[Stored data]
* START *

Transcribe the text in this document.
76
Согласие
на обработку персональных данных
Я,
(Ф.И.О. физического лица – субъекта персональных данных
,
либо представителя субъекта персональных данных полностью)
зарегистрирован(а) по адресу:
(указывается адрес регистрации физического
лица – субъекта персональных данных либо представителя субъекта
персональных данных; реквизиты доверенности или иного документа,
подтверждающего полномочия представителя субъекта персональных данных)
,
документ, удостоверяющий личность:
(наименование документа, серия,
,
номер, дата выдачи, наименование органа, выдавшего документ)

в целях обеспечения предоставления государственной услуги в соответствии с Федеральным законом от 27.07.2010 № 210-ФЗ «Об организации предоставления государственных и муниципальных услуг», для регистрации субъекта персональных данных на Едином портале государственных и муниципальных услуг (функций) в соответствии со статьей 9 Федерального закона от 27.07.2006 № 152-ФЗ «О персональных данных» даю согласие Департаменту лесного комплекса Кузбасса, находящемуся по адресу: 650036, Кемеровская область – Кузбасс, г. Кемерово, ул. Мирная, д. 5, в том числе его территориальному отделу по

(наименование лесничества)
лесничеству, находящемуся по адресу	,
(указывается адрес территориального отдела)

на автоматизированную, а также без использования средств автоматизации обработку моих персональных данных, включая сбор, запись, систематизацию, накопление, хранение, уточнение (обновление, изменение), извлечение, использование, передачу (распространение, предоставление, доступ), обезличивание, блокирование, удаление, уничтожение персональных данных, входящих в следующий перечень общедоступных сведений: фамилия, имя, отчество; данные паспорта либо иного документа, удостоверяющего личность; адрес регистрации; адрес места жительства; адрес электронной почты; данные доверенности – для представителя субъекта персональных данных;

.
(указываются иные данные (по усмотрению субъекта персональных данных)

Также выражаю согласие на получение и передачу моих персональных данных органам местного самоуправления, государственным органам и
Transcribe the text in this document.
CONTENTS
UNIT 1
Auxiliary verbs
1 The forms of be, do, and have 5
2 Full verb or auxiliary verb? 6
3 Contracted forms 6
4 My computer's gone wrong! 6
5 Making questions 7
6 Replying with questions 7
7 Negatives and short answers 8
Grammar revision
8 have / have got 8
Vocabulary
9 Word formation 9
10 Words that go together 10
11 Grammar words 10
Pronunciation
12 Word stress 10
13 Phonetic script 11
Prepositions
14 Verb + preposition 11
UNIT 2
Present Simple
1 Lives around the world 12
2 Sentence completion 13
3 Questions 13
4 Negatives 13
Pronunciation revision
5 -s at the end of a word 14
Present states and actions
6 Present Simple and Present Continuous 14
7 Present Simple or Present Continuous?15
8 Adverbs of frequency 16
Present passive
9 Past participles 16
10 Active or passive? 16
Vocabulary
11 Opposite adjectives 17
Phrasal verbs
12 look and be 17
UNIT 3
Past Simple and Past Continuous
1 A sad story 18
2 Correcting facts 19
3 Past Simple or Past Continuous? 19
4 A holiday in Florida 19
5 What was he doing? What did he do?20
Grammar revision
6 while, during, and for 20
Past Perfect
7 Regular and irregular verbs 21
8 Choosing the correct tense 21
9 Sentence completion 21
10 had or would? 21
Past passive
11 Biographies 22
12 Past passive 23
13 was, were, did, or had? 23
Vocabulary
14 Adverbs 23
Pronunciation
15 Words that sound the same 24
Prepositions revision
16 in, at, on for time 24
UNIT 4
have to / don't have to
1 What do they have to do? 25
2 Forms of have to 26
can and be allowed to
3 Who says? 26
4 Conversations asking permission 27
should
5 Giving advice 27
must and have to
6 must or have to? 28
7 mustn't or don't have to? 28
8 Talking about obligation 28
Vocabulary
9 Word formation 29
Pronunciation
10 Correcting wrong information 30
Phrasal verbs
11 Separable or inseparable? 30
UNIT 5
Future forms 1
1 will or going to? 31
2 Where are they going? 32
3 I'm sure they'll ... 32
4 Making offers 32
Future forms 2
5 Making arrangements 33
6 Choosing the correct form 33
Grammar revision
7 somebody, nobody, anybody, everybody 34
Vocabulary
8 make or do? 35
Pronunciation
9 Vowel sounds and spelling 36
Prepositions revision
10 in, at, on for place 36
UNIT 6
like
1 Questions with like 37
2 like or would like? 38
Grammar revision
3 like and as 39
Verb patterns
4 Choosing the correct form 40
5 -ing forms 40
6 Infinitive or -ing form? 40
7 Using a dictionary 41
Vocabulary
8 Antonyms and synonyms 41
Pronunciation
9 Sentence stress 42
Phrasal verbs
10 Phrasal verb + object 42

* END *

» **WHAT THE EXERCISE ASKS**
Find how many lines of the listing include the string "stress" and give that number, nothing else.

» **ANSWER TO THE TASK**
2